Below is a listing. Gather each line of it that contains "offset".

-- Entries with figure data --
— BEGIN —
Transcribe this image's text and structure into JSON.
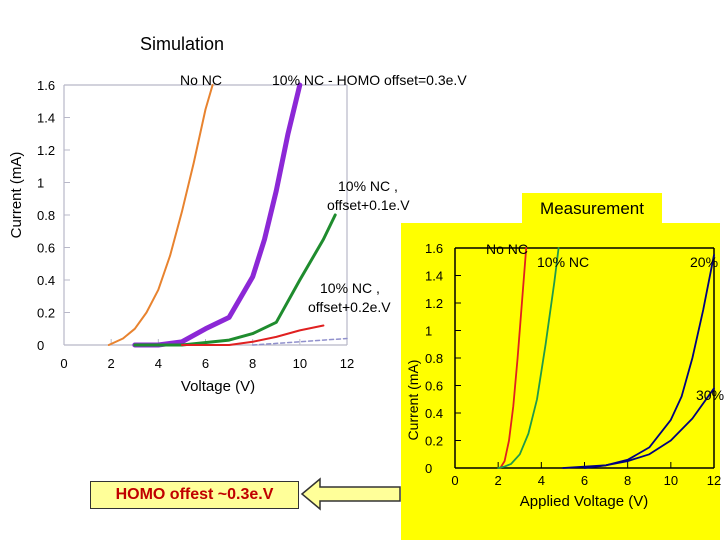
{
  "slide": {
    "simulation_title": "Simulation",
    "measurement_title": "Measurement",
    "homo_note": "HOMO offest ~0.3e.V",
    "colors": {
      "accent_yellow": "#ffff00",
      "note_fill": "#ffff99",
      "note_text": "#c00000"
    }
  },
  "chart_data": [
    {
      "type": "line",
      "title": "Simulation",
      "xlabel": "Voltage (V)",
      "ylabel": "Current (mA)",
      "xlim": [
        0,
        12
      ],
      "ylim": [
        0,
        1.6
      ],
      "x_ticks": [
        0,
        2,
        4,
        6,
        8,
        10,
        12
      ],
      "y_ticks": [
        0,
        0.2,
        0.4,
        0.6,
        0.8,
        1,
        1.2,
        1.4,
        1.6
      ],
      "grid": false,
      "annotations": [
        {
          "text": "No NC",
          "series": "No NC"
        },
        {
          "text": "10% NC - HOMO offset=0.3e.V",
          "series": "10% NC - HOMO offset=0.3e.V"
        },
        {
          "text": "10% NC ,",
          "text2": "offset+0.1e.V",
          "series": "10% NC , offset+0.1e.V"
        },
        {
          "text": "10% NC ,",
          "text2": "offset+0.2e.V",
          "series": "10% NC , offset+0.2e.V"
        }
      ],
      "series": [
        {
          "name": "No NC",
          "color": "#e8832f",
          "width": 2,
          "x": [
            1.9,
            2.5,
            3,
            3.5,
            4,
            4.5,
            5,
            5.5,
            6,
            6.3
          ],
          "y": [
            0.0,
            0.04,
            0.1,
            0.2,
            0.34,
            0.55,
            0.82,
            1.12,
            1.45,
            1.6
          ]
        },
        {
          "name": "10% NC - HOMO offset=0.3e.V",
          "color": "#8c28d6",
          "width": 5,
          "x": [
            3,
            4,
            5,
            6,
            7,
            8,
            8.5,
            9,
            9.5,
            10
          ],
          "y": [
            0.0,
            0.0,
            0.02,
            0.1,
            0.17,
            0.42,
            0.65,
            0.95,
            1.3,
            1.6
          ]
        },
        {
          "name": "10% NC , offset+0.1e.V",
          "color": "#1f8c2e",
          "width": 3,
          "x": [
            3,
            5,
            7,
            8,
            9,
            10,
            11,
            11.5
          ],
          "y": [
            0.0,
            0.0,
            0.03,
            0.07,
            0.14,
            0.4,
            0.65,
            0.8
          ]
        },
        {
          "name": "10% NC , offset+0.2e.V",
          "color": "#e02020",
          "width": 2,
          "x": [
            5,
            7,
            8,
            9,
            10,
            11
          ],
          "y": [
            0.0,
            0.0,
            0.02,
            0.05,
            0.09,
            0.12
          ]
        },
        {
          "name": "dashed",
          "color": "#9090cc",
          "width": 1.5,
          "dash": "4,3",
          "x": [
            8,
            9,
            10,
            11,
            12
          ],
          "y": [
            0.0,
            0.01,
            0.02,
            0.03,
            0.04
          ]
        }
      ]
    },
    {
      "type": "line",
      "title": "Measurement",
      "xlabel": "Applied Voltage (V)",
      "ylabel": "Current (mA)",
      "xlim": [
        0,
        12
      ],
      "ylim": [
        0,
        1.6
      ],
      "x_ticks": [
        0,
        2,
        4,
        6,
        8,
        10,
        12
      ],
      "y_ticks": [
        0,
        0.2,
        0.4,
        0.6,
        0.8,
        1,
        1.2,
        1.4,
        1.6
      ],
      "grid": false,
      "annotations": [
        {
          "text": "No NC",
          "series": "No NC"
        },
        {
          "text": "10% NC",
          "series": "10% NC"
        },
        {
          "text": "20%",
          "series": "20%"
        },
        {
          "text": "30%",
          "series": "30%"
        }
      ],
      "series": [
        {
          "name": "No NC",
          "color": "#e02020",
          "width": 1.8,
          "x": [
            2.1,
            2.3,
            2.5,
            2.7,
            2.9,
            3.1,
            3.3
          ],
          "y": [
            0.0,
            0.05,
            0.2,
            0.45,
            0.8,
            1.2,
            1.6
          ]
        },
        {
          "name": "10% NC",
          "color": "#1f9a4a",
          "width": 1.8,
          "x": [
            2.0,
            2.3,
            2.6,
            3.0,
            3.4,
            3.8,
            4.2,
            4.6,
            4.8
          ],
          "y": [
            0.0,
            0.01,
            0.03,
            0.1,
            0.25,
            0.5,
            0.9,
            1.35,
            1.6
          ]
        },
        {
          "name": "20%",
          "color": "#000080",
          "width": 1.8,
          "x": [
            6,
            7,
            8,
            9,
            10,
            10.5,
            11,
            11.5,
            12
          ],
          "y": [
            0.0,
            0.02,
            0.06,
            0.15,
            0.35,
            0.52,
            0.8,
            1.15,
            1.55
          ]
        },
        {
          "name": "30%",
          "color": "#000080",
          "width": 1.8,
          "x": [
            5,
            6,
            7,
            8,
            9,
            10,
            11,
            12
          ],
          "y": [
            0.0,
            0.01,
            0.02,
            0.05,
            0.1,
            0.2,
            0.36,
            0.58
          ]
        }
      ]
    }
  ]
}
— END —
— BEGIN —
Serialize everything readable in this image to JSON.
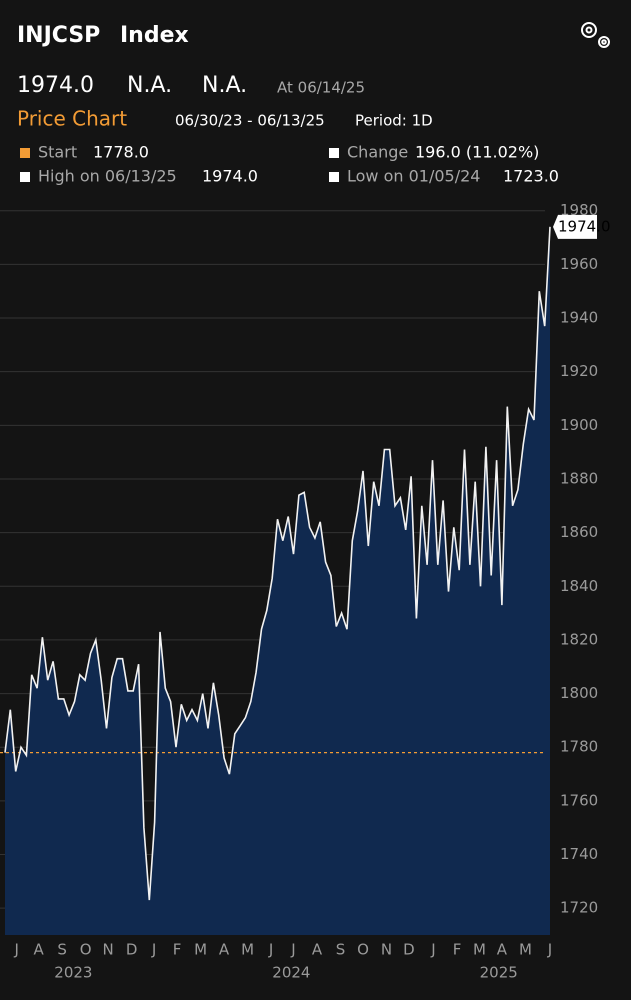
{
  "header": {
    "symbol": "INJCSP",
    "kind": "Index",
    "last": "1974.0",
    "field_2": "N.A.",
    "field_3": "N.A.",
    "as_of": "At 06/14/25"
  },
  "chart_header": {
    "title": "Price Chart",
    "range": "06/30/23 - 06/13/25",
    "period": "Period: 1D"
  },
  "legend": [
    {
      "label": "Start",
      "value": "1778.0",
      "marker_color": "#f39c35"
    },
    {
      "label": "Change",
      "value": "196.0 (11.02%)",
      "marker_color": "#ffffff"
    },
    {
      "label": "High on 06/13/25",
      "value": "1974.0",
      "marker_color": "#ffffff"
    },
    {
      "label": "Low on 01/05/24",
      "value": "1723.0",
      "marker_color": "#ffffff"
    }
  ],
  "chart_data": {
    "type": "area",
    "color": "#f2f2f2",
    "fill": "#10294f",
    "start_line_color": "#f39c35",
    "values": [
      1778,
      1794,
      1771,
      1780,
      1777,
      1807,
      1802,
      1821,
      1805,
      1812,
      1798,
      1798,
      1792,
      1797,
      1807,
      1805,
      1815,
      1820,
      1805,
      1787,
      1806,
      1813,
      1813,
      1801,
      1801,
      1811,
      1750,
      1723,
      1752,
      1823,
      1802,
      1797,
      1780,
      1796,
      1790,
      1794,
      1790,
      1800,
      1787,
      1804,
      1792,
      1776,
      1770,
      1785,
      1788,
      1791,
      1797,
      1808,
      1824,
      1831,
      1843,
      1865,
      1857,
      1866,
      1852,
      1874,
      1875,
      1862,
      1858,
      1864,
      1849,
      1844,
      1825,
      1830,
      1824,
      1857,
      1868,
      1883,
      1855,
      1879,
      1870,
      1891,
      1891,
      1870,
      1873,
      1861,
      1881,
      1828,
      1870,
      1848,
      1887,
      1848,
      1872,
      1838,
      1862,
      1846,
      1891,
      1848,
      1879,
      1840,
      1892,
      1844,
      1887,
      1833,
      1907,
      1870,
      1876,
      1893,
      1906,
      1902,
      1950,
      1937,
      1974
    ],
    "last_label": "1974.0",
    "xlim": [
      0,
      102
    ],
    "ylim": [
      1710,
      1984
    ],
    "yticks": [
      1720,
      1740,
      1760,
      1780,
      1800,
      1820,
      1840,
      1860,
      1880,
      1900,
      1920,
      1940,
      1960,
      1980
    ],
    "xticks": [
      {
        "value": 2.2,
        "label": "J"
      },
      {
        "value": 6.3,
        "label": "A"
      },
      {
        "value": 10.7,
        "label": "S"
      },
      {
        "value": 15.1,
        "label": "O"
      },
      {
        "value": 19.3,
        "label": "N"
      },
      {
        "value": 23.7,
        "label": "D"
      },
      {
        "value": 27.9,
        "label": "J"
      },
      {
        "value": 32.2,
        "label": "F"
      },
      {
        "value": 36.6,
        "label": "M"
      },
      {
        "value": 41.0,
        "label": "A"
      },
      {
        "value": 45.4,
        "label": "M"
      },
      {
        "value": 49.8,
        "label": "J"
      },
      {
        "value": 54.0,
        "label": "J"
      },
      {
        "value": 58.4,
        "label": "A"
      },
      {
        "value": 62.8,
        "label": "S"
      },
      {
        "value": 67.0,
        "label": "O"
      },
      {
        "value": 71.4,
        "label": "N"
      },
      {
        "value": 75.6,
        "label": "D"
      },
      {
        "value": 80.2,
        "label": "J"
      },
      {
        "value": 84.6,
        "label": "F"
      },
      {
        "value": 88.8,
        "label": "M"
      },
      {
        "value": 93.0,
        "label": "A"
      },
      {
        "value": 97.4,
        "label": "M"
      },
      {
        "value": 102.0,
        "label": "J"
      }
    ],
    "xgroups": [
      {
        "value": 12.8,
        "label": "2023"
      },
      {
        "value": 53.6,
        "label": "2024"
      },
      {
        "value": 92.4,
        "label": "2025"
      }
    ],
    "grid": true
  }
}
— END —
-- TASK SOLUTION --
          "text": "10% NC - HOMO offset=0.3e.V",
          "series": "10% NC - HOMO offset=0.3e.V"
          "text2": "offset+0.1e.V",
          "series": "10% NC , offset+0.1e.V"
          "text2": "offset+0.2e.V",
          "series": "10% NC , offset+0.2e.V"
          "name": "10% NC - HOMO offset=0.3e.V",
          "name": "10% NC , offset+0.1e.V",
          "name": "10% NC , offset+0.2e.V",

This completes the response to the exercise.